▼

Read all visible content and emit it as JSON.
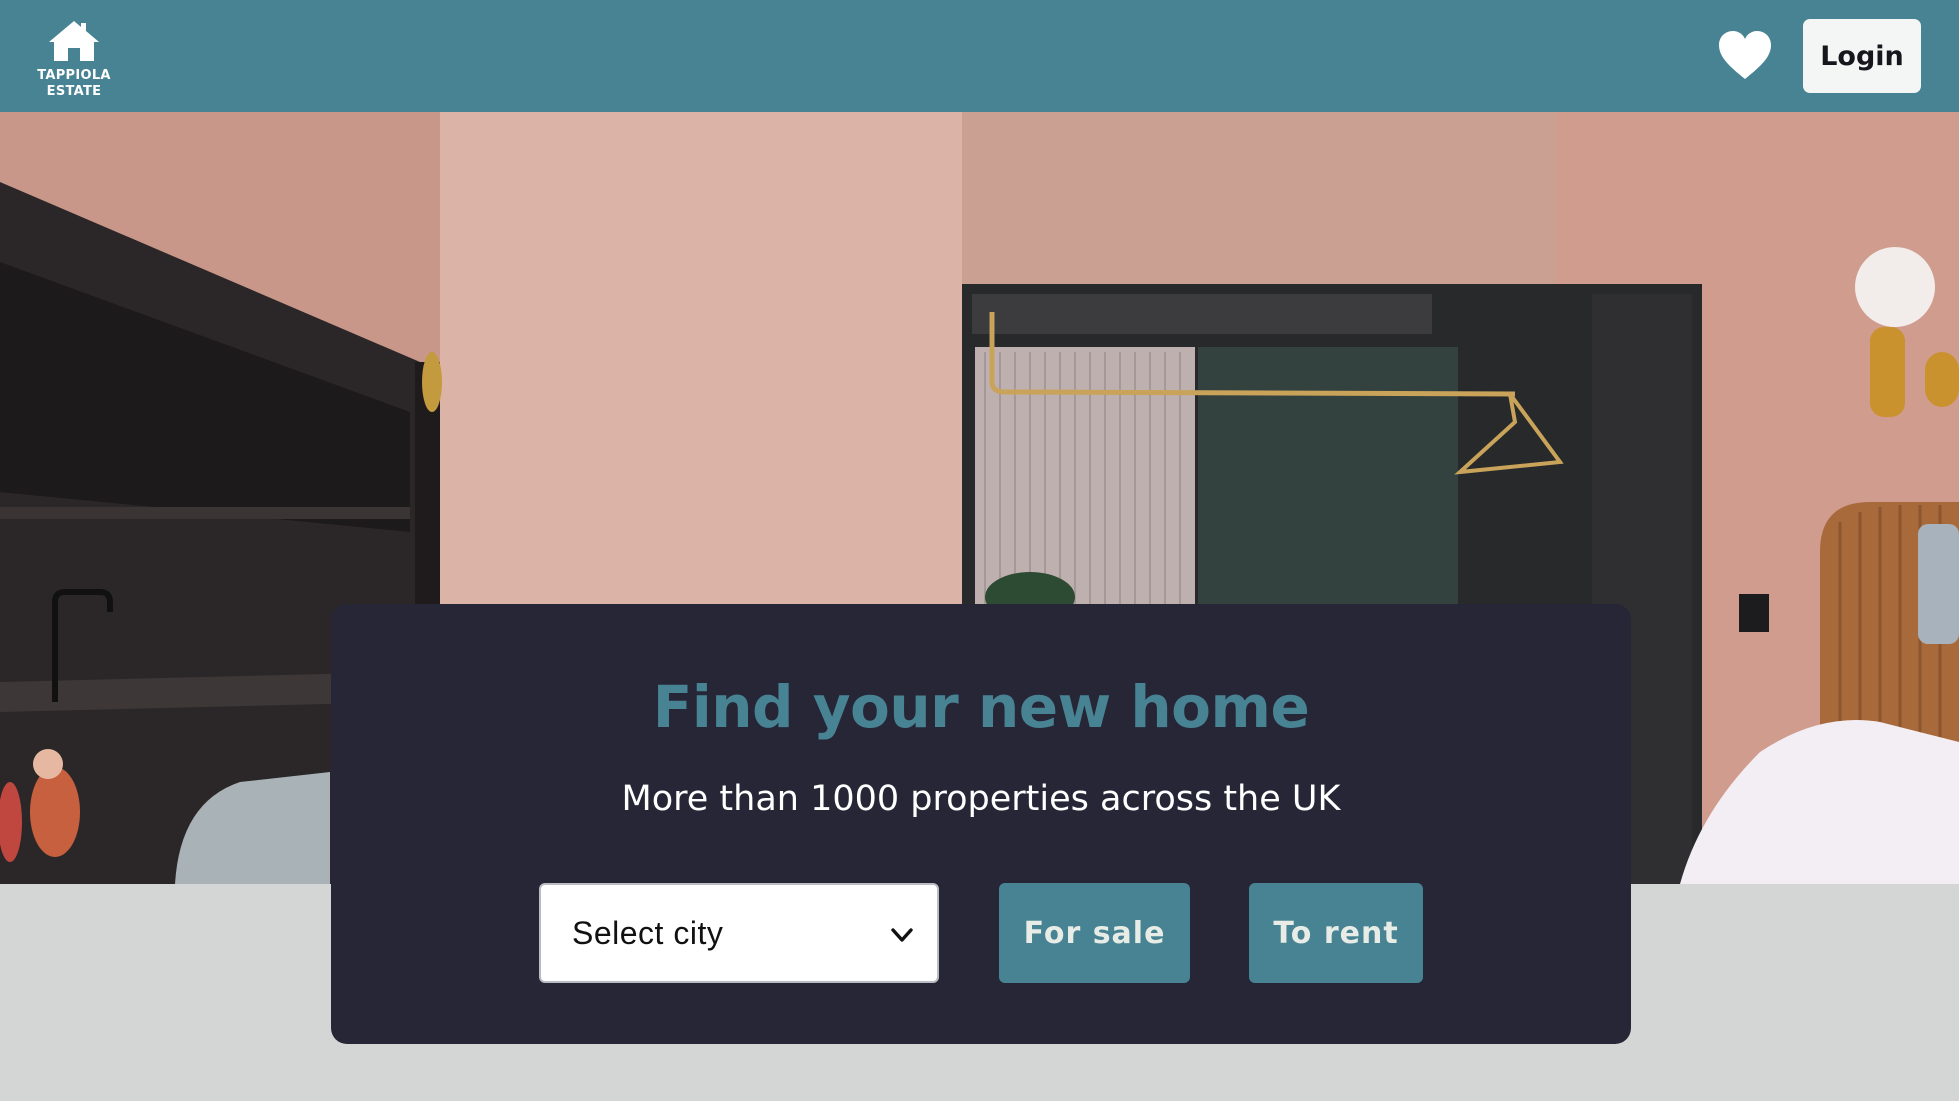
{
  "header": {
    "logo_text": "TAPPIOLA ESTATE",
    "logo_icon": "house-icon",
    "favorites_icon": "heart-icon",
    "login_label": "Login"
  },
  "hero": {
    "image": "room-interior-photo"
  },
  "search": {
    "title": "Find your new home",
    "subtitle": "More than 1000 properties across the UK",
    "city_select_value": "Select city",
    "city_select_icon": "chevron-down-icon",
    "for_sale_label": "For sale",
    "to_rent_label": "To rent"
  },
  "colors": {
    "brand": "#488393",
    "panel_background": "#262637",
    "page_background": "#D4D6D6"
  }
}
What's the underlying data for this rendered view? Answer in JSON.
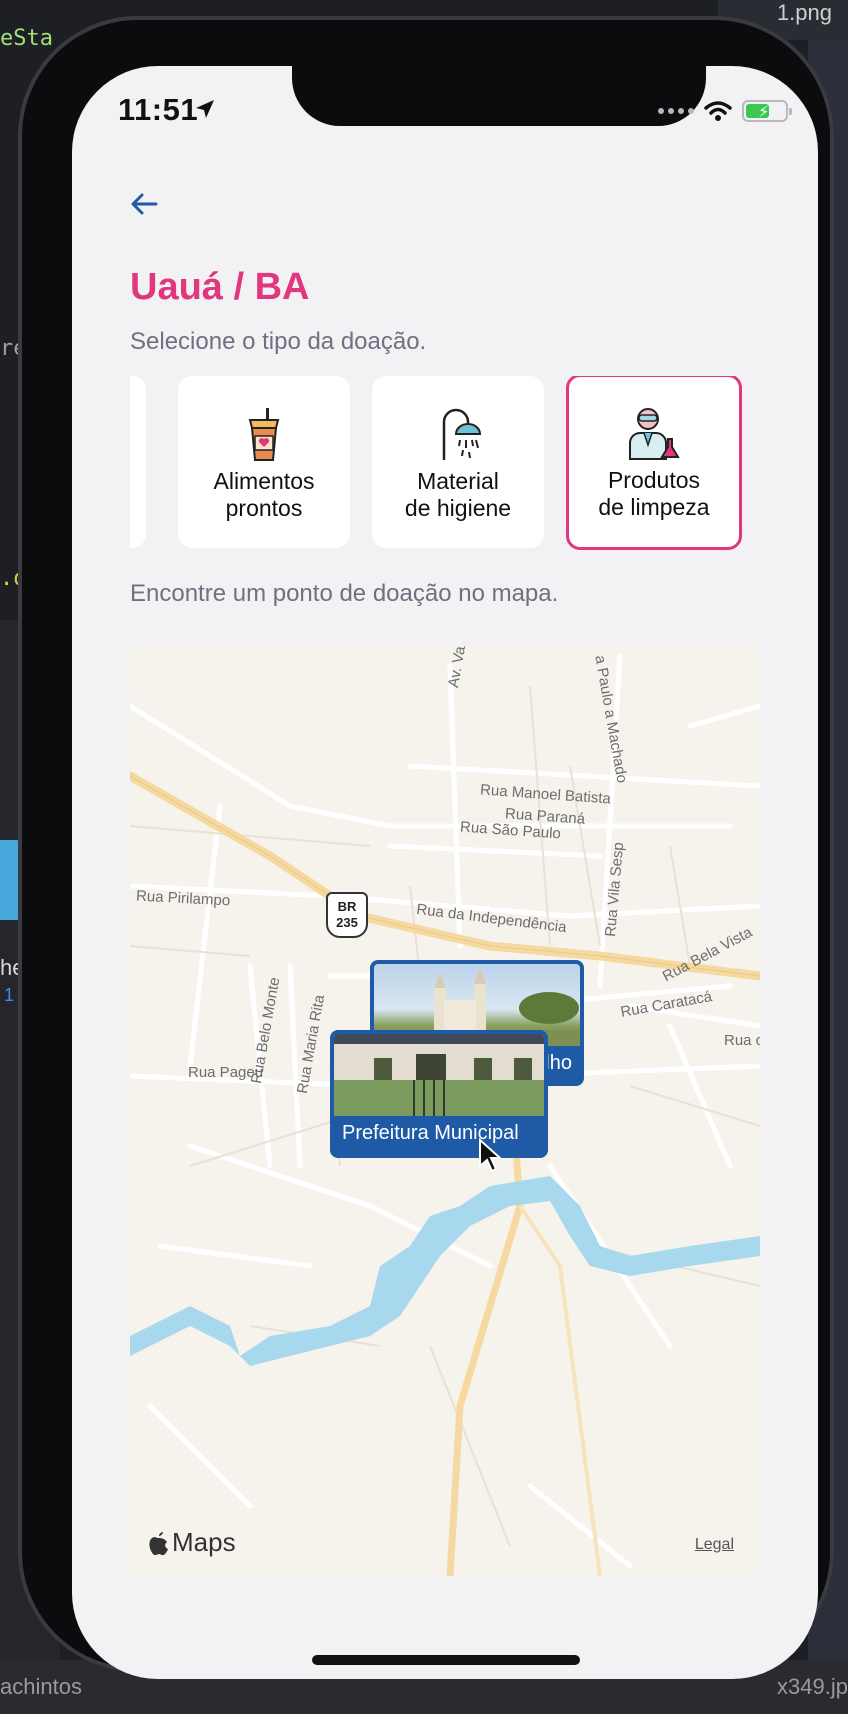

▲

[OBJECTIVE] Restate the data above exactly, stripping out each image.

[RESULT OF THIS EXERCISE]
Read all visible content and emit it as JSON.
{
  "header": {
    "logo_text": "TAPPIOLA ESTATE",
    "logo_icon": "house-icon",
    "favorites_icon": "heart-icon",
    "login_label": "Login"
  },
  "hero": {
    "image": "room-interior-photo"
  },
  "search": {
    "title": "Find your new home",
    "subtitle": "More than 1000 properties across the UK",
    "city_select_value": "Select city",
    "city_select_icon": "chevron-down-icon",
    "for_sale_label": "For sale",
    "to_rent_label": "To rent"
  },
  "colors": {
    "brand": "#488393",
    "panel_background": "#262637",
    "page_background": "#D4D6D6"
  }
}
What's the underlying data for this rendered view? Answer in JSON.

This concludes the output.